### Your instructions
Read through the records below and copy each line that uses the word "Nonfiction".

### Available data
▬▬▬▬▬▬▬▬▬▬
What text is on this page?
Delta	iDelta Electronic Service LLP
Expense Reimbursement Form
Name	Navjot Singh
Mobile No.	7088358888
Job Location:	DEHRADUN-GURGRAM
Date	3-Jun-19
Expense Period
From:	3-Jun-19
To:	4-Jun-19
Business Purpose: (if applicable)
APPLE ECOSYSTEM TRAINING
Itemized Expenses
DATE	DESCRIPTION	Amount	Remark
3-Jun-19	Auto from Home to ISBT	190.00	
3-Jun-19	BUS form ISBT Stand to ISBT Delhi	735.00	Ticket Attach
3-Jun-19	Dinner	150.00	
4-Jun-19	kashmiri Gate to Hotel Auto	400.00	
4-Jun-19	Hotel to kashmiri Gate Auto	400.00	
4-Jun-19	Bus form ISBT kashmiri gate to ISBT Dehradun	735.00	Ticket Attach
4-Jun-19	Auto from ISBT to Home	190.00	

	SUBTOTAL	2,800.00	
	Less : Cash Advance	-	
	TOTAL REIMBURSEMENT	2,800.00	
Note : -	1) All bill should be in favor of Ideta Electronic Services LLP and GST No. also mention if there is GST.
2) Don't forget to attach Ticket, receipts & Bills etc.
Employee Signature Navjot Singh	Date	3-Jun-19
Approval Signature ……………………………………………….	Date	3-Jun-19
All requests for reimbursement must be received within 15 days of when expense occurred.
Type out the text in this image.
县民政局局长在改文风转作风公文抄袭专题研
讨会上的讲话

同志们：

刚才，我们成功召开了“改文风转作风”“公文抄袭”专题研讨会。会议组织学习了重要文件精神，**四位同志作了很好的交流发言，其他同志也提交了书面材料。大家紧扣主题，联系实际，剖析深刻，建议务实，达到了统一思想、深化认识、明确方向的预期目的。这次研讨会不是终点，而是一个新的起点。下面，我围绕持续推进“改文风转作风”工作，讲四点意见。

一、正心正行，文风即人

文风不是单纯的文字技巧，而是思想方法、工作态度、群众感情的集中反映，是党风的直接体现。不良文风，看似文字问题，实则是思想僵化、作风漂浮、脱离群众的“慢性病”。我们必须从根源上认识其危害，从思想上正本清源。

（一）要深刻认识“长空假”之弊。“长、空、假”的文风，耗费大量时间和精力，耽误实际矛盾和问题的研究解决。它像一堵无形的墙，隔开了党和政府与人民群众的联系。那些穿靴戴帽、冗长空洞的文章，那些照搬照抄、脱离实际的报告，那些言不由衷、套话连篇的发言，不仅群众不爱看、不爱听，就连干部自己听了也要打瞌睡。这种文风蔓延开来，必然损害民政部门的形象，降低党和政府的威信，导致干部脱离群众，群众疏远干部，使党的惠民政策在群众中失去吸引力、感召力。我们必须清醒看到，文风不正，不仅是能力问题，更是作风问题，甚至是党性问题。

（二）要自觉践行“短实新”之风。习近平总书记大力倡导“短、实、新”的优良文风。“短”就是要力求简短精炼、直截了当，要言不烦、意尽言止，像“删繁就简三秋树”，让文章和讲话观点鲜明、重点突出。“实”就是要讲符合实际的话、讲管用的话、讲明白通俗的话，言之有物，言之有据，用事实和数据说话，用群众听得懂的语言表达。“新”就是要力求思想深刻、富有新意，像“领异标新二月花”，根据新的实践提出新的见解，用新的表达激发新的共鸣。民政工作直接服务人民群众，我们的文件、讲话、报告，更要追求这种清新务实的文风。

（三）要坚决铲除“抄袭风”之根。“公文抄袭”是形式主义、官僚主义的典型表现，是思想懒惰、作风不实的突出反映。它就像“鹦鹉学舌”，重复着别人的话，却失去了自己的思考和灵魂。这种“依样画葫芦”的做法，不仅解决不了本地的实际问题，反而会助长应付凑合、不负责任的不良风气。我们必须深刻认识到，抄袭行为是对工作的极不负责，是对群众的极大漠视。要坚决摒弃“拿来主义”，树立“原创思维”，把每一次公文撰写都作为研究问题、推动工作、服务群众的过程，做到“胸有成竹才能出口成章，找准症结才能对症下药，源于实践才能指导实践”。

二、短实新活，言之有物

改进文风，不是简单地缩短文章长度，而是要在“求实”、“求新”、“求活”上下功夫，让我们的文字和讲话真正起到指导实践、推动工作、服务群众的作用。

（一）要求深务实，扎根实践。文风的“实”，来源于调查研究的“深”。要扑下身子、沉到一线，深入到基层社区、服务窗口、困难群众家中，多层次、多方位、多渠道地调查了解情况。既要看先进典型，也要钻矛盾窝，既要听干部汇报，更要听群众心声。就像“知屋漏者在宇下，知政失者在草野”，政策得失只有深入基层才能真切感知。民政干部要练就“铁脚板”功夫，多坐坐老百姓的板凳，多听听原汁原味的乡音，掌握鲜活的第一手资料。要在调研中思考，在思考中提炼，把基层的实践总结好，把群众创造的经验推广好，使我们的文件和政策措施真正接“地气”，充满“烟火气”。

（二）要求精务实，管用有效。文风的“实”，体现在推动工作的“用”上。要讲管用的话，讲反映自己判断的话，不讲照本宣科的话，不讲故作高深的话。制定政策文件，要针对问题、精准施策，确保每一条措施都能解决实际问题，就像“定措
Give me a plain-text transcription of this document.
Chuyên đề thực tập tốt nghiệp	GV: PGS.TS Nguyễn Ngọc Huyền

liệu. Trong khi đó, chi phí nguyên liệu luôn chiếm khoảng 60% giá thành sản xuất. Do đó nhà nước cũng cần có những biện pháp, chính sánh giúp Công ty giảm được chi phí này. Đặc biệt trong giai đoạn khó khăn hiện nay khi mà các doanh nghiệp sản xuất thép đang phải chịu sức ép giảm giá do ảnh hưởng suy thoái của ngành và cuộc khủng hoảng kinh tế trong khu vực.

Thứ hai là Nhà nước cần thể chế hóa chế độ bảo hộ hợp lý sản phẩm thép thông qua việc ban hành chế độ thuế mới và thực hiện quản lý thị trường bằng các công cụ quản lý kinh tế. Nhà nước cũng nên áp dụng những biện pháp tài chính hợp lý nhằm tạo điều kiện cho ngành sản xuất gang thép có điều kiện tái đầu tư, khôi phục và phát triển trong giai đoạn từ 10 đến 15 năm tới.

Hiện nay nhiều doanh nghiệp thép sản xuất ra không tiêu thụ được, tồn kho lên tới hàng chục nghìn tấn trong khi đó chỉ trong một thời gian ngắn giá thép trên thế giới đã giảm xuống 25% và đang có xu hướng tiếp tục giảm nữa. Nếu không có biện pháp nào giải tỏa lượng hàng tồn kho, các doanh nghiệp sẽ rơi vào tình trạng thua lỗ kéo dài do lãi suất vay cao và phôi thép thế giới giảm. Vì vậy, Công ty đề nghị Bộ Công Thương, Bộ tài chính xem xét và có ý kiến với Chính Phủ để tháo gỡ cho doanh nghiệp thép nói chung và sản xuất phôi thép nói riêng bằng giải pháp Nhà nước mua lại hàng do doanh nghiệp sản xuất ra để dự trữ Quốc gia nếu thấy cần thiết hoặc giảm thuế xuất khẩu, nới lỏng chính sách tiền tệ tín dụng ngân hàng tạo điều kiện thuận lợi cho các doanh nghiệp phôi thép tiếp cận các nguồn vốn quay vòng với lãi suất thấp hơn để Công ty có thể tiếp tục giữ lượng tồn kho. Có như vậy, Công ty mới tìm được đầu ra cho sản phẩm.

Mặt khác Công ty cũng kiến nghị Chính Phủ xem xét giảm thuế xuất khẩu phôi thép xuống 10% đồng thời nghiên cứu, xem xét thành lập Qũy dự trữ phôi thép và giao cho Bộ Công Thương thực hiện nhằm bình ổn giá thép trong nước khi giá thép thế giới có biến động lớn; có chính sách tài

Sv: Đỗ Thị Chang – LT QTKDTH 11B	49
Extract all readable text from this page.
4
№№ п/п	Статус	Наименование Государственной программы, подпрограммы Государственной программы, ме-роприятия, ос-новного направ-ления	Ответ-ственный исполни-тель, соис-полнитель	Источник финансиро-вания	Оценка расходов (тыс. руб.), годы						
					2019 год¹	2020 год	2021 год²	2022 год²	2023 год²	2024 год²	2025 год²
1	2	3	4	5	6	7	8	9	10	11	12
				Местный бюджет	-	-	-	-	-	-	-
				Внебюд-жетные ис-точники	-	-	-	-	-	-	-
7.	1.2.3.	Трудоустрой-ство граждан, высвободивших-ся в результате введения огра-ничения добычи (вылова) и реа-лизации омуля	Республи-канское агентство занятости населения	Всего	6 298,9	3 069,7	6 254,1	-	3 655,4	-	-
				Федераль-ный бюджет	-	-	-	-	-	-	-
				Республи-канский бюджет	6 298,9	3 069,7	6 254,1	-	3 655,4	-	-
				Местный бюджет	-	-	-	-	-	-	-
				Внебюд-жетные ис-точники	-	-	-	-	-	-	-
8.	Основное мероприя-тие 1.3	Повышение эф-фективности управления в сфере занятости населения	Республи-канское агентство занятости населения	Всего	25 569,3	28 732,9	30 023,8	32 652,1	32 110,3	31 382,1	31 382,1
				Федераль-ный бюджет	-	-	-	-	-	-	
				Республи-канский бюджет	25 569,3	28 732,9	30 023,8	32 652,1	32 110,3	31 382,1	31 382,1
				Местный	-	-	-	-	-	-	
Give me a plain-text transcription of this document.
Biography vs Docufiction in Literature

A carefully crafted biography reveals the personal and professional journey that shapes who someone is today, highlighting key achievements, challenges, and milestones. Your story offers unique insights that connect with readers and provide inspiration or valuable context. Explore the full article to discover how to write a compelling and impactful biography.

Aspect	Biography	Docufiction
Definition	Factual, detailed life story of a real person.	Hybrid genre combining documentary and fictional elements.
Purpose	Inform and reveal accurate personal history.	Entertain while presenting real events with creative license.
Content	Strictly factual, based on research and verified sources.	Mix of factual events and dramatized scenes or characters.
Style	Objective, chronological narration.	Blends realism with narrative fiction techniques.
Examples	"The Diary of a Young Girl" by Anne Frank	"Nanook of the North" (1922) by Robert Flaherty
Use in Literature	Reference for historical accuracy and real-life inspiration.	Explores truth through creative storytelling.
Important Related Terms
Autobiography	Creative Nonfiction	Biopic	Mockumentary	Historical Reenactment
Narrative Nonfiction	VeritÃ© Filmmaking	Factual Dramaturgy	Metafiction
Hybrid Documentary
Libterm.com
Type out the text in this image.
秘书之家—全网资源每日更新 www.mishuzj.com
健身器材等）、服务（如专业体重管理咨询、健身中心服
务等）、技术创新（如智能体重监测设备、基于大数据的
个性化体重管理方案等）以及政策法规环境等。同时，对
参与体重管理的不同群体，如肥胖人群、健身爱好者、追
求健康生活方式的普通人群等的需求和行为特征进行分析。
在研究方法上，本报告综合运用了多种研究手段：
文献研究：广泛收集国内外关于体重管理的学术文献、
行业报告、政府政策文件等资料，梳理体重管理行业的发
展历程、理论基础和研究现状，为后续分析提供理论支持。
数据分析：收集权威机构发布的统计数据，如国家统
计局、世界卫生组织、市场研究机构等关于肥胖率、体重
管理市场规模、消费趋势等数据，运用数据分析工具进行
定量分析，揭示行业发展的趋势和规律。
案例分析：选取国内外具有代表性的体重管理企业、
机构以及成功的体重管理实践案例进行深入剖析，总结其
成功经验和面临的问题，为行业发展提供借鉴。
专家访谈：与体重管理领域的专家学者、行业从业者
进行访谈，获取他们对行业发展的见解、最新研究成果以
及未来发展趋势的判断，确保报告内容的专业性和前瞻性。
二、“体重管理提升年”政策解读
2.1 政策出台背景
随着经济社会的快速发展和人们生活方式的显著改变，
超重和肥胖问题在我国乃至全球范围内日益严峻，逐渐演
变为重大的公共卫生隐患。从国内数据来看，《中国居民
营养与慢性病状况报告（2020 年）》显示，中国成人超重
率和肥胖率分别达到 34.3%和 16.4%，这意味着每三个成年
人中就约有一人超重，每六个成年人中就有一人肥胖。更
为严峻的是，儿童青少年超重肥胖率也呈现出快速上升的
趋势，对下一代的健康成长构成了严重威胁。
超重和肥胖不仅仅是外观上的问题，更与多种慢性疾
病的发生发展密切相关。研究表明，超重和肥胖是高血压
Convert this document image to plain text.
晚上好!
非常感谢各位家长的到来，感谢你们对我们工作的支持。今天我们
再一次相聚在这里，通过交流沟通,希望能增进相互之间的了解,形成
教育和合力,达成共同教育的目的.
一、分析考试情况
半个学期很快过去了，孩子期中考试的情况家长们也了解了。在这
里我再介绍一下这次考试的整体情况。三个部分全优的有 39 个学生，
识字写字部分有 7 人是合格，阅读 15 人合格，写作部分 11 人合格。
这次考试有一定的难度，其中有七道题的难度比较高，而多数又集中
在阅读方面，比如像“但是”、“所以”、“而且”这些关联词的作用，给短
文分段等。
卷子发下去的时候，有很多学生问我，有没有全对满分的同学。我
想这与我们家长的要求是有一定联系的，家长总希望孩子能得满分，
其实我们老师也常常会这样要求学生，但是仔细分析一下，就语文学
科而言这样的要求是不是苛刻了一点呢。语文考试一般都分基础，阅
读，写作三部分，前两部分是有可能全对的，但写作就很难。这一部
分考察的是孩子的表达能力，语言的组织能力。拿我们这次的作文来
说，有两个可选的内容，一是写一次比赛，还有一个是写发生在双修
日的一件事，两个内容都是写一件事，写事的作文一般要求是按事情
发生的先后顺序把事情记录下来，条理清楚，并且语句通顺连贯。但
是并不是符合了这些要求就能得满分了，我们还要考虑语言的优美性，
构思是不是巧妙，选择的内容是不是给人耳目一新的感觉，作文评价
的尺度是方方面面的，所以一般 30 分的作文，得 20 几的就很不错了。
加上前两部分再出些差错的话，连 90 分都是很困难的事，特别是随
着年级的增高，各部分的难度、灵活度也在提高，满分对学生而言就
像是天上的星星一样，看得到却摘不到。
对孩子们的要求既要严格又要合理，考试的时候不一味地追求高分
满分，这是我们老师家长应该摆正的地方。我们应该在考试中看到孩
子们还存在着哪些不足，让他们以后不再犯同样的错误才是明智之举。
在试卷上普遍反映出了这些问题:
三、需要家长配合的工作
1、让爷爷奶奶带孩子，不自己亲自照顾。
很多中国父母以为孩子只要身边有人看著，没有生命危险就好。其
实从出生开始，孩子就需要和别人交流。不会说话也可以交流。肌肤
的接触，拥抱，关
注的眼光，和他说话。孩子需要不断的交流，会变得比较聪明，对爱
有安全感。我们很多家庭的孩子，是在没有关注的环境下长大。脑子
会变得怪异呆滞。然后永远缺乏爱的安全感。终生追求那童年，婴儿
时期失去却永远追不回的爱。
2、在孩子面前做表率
▬▬▬▬▬▬▬▬▬▬
### Exercise result
Autobiography	Creative Nonfiction	Biopic	Mockumentary	Historical Reenactment
Narrative Nonfiction	VeritÃ© Filmmaking	Factual Dramaturgy	Metafiction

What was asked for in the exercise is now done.